* EXERCISE BRIEF
What follows is a listing; give it again exactly, in its entirety.

## start AVAILABLE RECORDS

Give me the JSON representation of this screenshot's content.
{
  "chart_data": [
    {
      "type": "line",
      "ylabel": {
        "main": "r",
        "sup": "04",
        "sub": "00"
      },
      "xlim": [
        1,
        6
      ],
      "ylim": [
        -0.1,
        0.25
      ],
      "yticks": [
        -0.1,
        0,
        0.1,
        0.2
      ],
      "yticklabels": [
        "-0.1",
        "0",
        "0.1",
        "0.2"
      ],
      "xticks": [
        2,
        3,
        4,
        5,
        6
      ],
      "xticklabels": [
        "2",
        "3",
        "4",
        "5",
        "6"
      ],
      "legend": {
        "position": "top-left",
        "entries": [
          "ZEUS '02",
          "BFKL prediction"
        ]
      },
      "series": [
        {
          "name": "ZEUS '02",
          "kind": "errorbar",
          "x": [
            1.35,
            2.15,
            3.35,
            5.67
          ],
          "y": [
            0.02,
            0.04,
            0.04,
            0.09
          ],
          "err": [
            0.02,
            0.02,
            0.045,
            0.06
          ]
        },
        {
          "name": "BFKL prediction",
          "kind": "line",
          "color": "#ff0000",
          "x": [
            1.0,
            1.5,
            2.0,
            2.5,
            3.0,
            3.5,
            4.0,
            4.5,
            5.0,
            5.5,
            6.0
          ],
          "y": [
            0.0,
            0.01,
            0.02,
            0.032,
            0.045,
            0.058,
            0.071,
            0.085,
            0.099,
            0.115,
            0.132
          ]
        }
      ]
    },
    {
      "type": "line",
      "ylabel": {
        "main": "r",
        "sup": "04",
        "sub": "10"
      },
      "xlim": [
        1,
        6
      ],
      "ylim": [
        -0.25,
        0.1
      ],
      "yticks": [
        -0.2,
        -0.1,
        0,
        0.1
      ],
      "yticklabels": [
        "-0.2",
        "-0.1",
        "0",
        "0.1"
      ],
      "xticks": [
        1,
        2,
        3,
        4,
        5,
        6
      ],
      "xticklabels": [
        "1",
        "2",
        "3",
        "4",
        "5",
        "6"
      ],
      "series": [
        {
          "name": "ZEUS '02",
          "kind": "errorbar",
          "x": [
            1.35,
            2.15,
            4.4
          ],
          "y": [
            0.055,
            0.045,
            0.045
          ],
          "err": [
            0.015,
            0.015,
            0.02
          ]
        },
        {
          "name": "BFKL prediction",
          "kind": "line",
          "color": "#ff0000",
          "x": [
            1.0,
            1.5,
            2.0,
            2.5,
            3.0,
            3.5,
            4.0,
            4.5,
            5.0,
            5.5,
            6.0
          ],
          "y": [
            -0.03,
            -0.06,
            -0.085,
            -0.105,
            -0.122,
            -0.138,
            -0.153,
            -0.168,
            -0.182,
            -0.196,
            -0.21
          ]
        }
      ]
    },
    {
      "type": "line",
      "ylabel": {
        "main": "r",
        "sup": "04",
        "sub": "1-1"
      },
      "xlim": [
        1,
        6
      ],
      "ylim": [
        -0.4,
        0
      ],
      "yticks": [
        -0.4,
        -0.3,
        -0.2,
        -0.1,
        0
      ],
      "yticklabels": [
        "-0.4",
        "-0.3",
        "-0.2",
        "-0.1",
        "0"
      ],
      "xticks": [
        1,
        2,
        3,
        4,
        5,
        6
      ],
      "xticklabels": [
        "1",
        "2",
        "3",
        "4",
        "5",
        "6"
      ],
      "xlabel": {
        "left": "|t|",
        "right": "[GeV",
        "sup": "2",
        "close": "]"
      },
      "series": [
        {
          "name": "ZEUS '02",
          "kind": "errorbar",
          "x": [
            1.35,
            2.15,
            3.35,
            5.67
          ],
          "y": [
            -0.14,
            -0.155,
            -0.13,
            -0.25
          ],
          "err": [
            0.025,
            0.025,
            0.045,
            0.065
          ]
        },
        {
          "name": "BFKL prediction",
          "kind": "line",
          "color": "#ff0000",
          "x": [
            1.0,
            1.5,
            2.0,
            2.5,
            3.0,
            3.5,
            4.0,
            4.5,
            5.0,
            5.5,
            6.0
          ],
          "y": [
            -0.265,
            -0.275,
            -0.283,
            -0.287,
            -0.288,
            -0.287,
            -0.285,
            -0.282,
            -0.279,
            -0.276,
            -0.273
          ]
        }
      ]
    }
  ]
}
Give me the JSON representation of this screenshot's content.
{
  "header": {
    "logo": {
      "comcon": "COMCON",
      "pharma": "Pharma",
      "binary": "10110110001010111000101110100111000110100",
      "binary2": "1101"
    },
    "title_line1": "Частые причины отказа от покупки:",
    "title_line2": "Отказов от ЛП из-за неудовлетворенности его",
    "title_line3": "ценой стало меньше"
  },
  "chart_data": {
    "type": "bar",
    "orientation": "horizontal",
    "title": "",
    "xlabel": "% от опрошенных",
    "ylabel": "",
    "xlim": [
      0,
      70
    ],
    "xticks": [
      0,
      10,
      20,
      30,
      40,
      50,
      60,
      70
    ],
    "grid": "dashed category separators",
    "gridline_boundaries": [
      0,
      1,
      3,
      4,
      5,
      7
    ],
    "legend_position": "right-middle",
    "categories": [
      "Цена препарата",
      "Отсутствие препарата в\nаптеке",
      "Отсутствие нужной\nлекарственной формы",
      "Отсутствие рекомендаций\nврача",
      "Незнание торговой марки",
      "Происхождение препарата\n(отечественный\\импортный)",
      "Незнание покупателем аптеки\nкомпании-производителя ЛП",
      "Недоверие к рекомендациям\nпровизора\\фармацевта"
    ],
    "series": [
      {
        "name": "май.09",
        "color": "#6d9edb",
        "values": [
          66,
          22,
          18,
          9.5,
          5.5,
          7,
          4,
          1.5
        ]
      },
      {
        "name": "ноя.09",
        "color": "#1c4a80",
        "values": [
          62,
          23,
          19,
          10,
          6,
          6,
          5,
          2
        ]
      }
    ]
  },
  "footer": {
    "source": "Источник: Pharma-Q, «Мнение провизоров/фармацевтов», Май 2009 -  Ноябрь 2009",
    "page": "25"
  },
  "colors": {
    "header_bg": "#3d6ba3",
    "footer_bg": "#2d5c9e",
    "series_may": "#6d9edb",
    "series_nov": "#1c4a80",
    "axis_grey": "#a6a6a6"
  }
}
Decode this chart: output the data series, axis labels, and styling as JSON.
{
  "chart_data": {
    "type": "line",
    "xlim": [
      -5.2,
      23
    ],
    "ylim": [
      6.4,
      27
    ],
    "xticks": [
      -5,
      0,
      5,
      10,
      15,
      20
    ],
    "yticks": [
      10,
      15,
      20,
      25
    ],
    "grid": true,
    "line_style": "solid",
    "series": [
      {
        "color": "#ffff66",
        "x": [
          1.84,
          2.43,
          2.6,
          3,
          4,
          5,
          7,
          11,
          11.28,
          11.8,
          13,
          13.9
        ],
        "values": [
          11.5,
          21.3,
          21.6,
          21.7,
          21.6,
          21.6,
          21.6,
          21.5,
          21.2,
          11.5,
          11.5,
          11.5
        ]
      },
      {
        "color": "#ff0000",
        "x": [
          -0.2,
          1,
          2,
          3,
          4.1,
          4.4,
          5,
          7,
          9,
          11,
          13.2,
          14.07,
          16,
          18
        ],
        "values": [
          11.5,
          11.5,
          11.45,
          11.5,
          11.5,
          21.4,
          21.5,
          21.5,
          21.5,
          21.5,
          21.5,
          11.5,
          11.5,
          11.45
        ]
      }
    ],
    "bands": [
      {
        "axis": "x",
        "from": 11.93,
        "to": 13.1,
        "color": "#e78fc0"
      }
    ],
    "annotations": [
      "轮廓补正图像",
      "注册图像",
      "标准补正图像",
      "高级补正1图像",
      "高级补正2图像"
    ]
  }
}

## end AVAILABLE RECORDS

* THE COMPLETED TASK
Give me the JSON representation of this screenshot's content.
{
  "chart_data": [
    {
      "type": "line",
      "ylabel": {
        "main": "r",
        "sup": "04",
        "sub": "00"
      },
      "xlim": [
        1,
        6
      ],
      "ylim": [
        -0.1,
        0.25
      ],
      "yticks": [
        -0.1,
        0,
        0.1,
        0.2
      ],
      "yticklabels": [
        "-0.1",
        "0",
        "0.1",
        "0.2"
      ],
      "xticks": [
        2,
        3,
        4,
        5,
        6
      ],
      "xticklabels": [
        "2",
        "3",
        "4",
        "5",
        "6"
      ],
      "legend": {
        "position": "top-left",
        "entries": [
          "ZEUS '02",
          "BFKL prediction"
        ]
      },
      "series": [
        {
          "name": "ZEUS '02",
          "kind": "errorbar",
          "x": [
            1.35,
            2.15,
            3.35,
            5.67
          ],
          "y": [
            0.02,
            0.04,
            0.04,
            0.09
          ],
          "err": [
            0.02,
            0.02,
            0.045,
            0.06
          ]
        },
        {
          "name": "BFKL prediction",
          "kind": "line",
          "color": "#ff0000",
          "x": [
            1.0,
            1.5,
            2.0,
            2.5,
            3.0,
            3.5,
            4.0,
            4.5,
            5.0,
            5.5,
            6.0
          ],
          "y": [
            0.0,
            0.01,
            0.02,
            0.032,
            0.045,
            0.058,
            0.071,
            0.085,
            0.099,
            0.115,
            0.132
          ]
        }
      ]
    },
    {
      "type": "line",
      "ylabel": {
        "main": "r",
        "sup": "04",
        "sub": "10"
      },
      "xlim": [
        1,
        6
      ],
      "ylim": [
        -0.25,
        0.1
      ],
      "yticks": [
        -0.2,
        -0.1,
        0,
        0.1
      ],
      "yticklabels": [
        "-0.2",
        "-0.1",
        "0",
        "0.1"
      ],
      "xticks": [
        1,
        2,
        3,
        4,
        5,
        6
      ],
      "xticklabels": [
        "1",
        "2",
        "3",
        "4",
        "5",
        "6"
      ],
      "series": [
        {
          "name": "ZEUS '02",
          "kind": "errorbar",
          "x": [
            1.35,
            2.15,
            4.4
          ],
          "y": [
            0.055,
            0.045,
            0.045
          ],
          "err": [
            0.015,
            0.015,
            0.02
          ]
        },
        {
          "name": "BFKL prediction",
          "kind": "line",
          "color": "#ff0000",
          "x": [
            1.0,
            1.5,
            2.0,
            2.5,
            3.0,
            3.5,
            4.0,
            4.5,
            5.0,
            5.5,
            6.0
          ],
          "y": [
            -0.03,
            -0.06,
            -0.085,
            -0.105,
            -0.122,
            -0.138,
            -0.153,
            -0.168,
            -0.182,
            -0.196,
            -0.21
          ]
        }
      ]
    },
    {
      "type": "line",
      "ylabel": {
        "main": "r",
        "sup": "04",
        "sub": "1-1"
      },
      "xlim": [
        1,
        6
      ],
      "ylim": [
        -0.4,
        0
      ],
      "yticks": [
        -0.4,
        -0.3,
        -0.2,
        -0.1,
        0
      ],
      "yticklabels": [
        "-0.4",
        "-0.3",
        "-0.2",
        "-0.1",
        "0"
      ],
      "xticks": [
        1,
        2,
        3,
        4,
        5,
        6
      ],
      "xticklabels": [
        "1",
        "2",
        "3",
        "4",
        "5",
        "6"
      ],
      "xlabel": {
        "left": "|t|",
        "right": "[GeV",
        "sup": "2",
        "close": "]"
      },
      "series": [
        {
          "name": "ZEUS '02",
          "kind": "errorbar",
          "x": [
            1.35,
            2.15,
            3.35,
            5.67
          ],
          "y": [
            -0.14,
            -0.155,
            -0.13,
            -0.25
          ],
          "err": [
            0.025,
            0.025,
            0.045,
            0.065
          ]
        },
        {
          "name": "BFKL prediction",
          "kind": "line",
          "color": "#ff0000",
          "x": [
            1.0,
            1.5,
            2.0,
            2.5,
            3.0,
            3.5,
            4.0,
            4.5,
            5.0,
            5.5,
            6.0
          ],
          "y": [
            -0.265,
            -0.275,
            -0.283,
            -0.287,
            -0.288,
            -0.287,
            -0.285,
            -0.282,
            -0.279,
            -0.276,
            -0.273
          ]
        }
      ]
    }
  ]
}
Give me the JSON representation of this screenshot's content.
{
  "header": {
    "logo": {
      "comcon": "COMCON",
      "pharma": "Pharma",
      "binary": "10110110001010111000101110100111000110100",
      "binary2": "1101"
    },
    "title_line1": "Частые причины отказа от покупки:",
    "title_line2": "Отказов от ЛП из-за неудовлетворенности его",
    "title_line3": "ценой стало меньше"
  },
  "chart_data": {
    "type": "bar",
    "orientation": "horizontal",
    "title": "",
    "xlabel": "% от опрошенных",
    "ylabel": "",
    "xlim": [
      0,
      70
    ],
    "xticks": [
      0,
      10,
      20,
      30,
      40,
      50,
      60,
      70
    ],
    "grid": "dashed category separators",
    "gridline_boundaries": [
      0,
      1,
      3,
      4,
      5,
      7
    ],
    "legend_position": "right-middle",
    "categories": [
      "Цена препарата",
      "Отсутствие препарата в\nаптеке",
      "Отсутствие нужной\nлекарственной формы",
      "Отсутствие рекомендаций\nврача",
      "Незнание торговой марки",
      "Происхождение препарата\n(отечественный\\импортный)",
      "Незнание покупателем аптеки\nкомпании-производителя ЛП",
      "Недоверие к рекомендациям\nпровизора\\фармацевта"
    ],
    "series": [
      {
        "name": "май.09",
        "color": "#6d9edb",
        "values": [
          66,
          22,
          18,
          9.5,
          5.5,
          7,
          4,
          1.5
        ]
      },
      {
        "name": "ноя.09",
        "color": "#1c4a80",
        "values": [
          62,
          23,
          19,
          10,
          6,
          6,
          5,
          2
        ]
      }
    ]
  },
  "footer": {
    "source": "Источник: Pharma-Q, «Мнение провизоров/фармацевтов», Май 2009 -  Ноябрь 2009",
    "page": "25"
  },
  "colors": {
    "header_bg": "#3d6ba3",
    "footer_bg": "#2d5c9e",
    "series_may": "#6d9edb",
    "series_nov": "#1c4a80",
    "axis_grey": "#a6a6a6"
  }
}
Decode this chart: output the data series, axis labels, and styling as JSON.
{
  "chart_data": {
    "type": "line",
    "xlim": [
      -5.2,
      23
    ],
    "ylim": [
      6.4,
      27
    ],
    "xticks": [
      -5,
      0,
      5,
      10,
      15,
      20
    ],
    "yticks": [
      10,
      15,
      20,
      25
    ],
    "grid": true,
    "line_style": "solid",
    "series": [
      {
        "color": "#ffff66",
        "x": [
          1.84,
          2.43,
          2.6,
          3,
          4,
          5,
          7,
          11,
          11.28,
          11.8,
          13,
          13.9
        ],
        "values": [
          11.5,
          21.3,
          21.6,
          21.7,
          21.6,
          21.6,
          21.6,
          21.5,
          21.2,
          11.5,
          11.5,
          11.5
        ]
      },
      {
        "color": "#ff0000",
        "x": [
          -0.2,
          1,
          2,
          3,
          4.1,
          4.4,
          5,
          7,
          9,
          11,
          13.2,
          14.07,
          16,
          18
        ],
        "values": [
          11.5,
          11.5,
          11.45,
          11.5,
          11.5,
          21.4,
          21.5,
          21.5,
          21.5,
          21.5,
          21.5,
          11.5,
          11.5,
          11.45
        ]
      }
    ],
    "bands": [
      {
        "axis": "x",
        "from": 11.93,
        "to": 13.1,
        "color": "#e78fc0"
      }
    ],
    "annotations": [
      "轮廓补正图像",
      "注册图像",
      "标准补正图像",
      "高级补正1图像",
      "高级补正2图像"
    ]
  }
}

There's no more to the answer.